*REQUEST*:
Could you copy every line from the material below in which "Cases" appears?
◆ ◆ ◆
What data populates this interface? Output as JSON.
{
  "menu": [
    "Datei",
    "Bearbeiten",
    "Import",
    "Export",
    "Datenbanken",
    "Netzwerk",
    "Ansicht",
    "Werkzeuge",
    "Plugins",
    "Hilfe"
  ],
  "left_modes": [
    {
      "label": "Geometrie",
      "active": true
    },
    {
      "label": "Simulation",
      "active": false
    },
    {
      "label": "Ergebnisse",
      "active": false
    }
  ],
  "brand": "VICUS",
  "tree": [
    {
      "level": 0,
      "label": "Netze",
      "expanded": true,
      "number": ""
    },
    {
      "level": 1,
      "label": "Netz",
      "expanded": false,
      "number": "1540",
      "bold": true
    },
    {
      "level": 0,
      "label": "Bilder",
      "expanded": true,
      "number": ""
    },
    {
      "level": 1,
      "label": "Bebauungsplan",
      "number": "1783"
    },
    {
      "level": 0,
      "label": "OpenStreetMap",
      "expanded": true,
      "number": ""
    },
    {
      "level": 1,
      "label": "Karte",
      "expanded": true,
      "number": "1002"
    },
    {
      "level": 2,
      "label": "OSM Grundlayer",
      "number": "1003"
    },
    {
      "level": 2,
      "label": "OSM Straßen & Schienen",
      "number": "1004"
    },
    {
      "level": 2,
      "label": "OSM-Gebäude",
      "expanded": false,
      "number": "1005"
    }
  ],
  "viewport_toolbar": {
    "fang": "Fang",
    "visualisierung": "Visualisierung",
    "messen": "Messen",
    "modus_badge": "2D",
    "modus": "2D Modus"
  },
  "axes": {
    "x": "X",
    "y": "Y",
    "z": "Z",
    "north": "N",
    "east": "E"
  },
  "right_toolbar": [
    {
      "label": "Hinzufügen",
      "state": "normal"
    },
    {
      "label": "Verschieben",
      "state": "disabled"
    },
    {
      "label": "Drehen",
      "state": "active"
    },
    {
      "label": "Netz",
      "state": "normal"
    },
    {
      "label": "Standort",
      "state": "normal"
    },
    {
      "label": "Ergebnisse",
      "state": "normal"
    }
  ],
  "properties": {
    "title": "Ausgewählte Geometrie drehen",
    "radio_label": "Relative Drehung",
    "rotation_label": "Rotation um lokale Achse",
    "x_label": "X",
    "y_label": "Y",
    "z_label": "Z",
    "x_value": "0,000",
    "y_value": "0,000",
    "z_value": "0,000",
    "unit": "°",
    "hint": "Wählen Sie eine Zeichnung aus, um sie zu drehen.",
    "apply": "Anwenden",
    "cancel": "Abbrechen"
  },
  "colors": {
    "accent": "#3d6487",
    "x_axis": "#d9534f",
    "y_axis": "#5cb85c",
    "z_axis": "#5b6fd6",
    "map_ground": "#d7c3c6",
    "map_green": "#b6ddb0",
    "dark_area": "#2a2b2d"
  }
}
◆ ◆ ◆
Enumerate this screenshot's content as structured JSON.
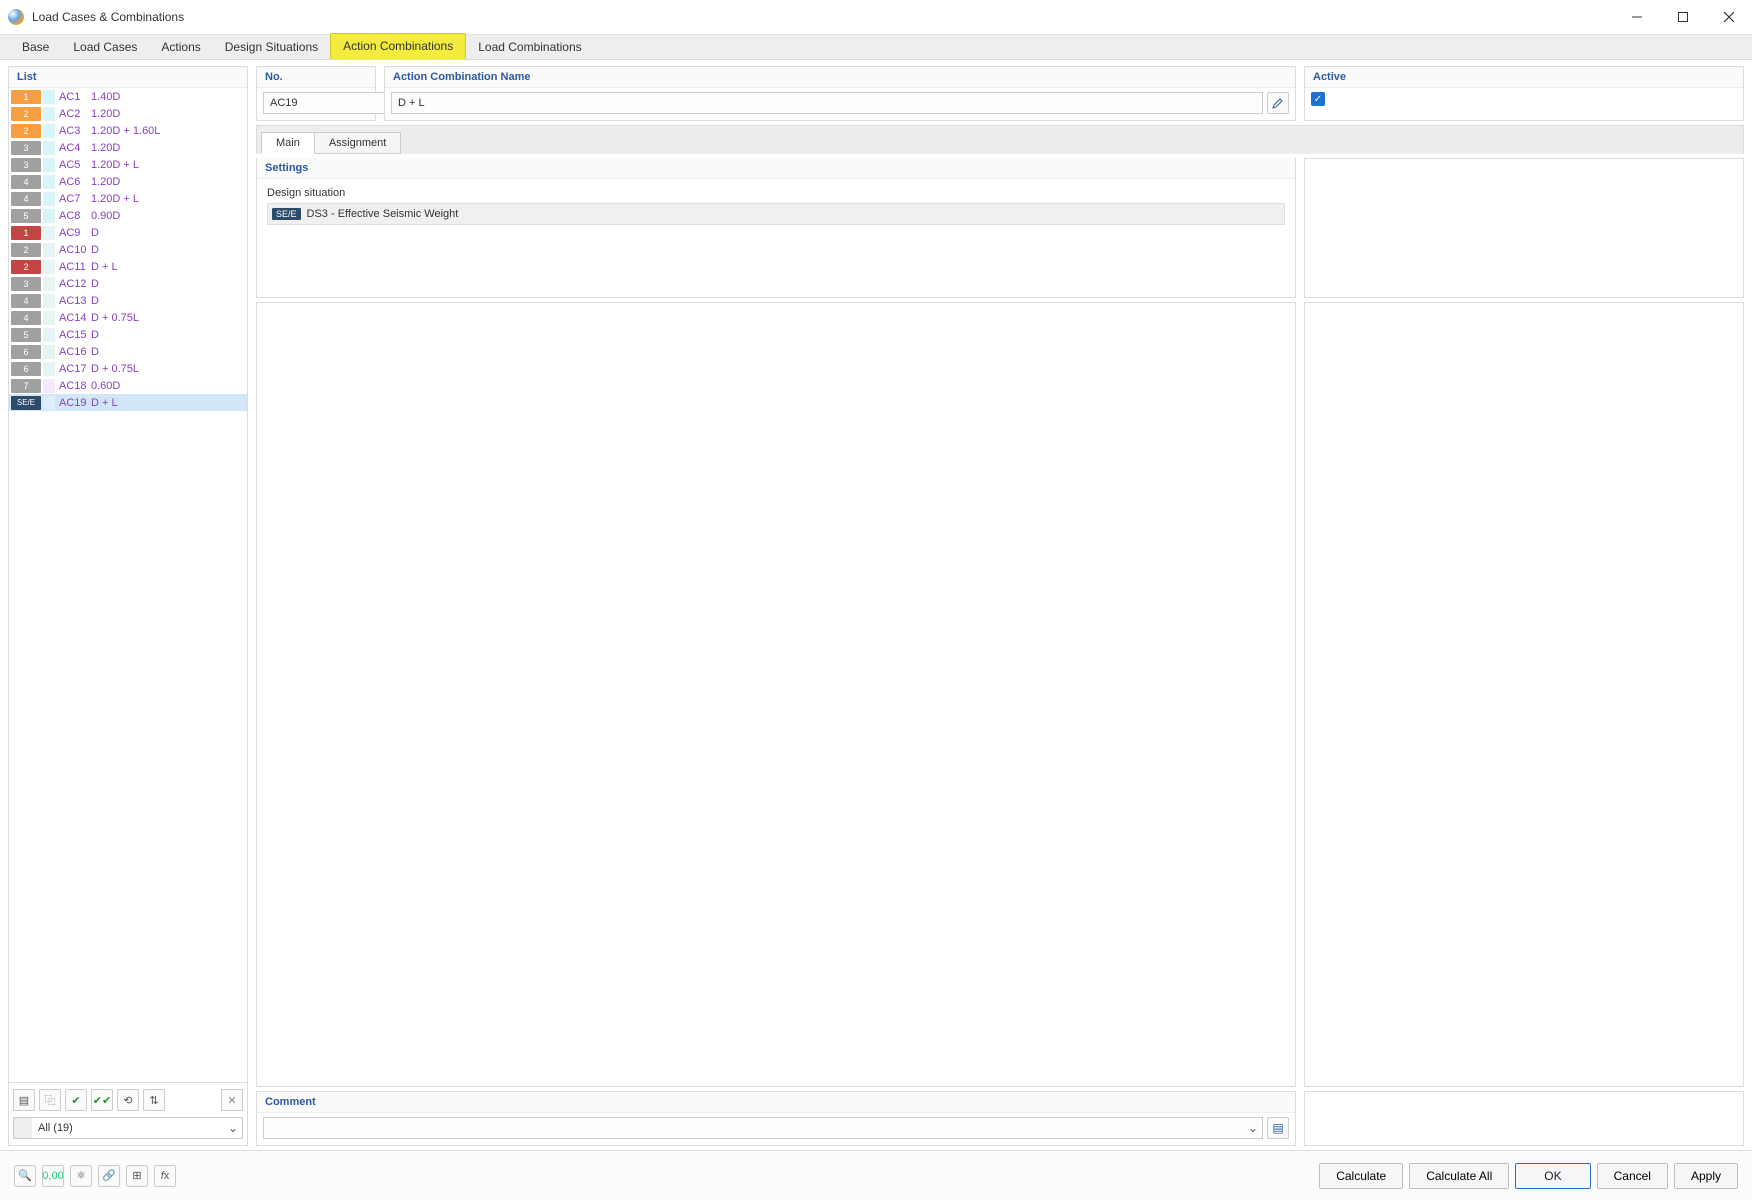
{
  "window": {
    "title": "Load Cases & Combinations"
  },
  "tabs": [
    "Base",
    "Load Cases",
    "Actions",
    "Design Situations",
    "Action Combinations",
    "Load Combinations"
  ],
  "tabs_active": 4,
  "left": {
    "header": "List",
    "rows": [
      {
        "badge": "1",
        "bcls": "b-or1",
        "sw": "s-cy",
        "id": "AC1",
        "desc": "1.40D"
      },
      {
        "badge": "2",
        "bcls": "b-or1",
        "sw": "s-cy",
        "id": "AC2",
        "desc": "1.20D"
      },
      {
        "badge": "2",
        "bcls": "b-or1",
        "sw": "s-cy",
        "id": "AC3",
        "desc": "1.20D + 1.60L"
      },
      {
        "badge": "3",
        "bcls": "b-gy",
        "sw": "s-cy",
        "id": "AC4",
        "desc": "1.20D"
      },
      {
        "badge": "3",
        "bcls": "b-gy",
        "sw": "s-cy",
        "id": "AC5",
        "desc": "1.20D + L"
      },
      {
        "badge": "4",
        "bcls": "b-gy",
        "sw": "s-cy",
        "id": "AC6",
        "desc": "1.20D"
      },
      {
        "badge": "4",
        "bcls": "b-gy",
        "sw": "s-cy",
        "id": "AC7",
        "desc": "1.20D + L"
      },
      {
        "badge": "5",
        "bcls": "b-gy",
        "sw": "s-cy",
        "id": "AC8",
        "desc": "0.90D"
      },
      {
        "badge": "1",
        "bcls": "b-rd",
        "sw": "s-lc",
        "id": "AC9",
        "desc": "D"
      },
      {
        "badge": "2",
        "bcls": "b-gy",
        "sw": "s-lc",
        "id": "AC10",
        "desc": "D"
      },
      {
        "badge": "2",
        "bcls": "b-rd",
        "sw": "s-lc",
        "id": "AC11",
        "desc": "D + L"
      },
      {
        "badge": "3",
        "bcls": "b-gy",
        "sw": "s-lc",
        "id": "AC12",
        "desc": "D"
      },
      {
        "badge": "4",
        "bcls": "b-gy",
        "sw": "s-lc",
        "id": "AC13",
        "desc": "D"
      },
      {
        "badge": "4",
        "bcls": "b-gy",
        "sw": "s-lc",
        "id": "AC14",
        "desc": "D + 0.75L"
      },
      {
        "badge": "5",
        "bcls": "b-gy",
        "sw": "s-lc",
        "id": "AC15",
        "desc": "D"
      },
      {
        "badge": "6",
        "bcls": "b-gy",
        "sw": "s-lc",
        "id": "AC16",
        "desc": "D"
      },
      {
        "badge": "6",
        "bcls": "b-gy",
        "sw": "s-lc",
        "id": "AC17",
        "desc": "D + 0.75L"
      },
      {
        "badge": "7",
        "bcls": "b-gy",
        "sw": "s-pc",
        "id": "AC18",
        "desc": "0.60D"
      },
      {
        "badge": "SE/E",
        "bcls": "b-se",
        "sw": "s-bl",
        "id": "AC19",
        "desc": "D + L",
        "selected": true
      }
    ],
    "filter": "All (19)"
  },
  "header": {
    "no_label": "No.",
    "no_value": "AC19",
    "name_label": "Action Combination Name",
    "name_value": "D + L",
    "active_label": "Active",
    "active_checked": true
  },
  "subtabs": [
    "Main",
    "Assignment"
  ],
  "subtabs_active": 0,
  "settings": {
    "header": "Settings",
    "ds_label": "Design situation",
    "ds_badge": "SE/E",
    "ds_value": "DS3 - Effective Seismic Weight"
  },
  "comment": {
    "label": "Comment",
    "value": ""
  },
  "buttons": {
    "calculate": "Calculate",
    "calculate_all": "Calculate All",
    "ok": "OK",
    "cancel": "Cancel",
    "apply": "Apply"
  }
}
◆ ◆ ◆
*EXERCISE OUTPUT*:
    "title": "Load Cases & Combinations"
    "Load Cases",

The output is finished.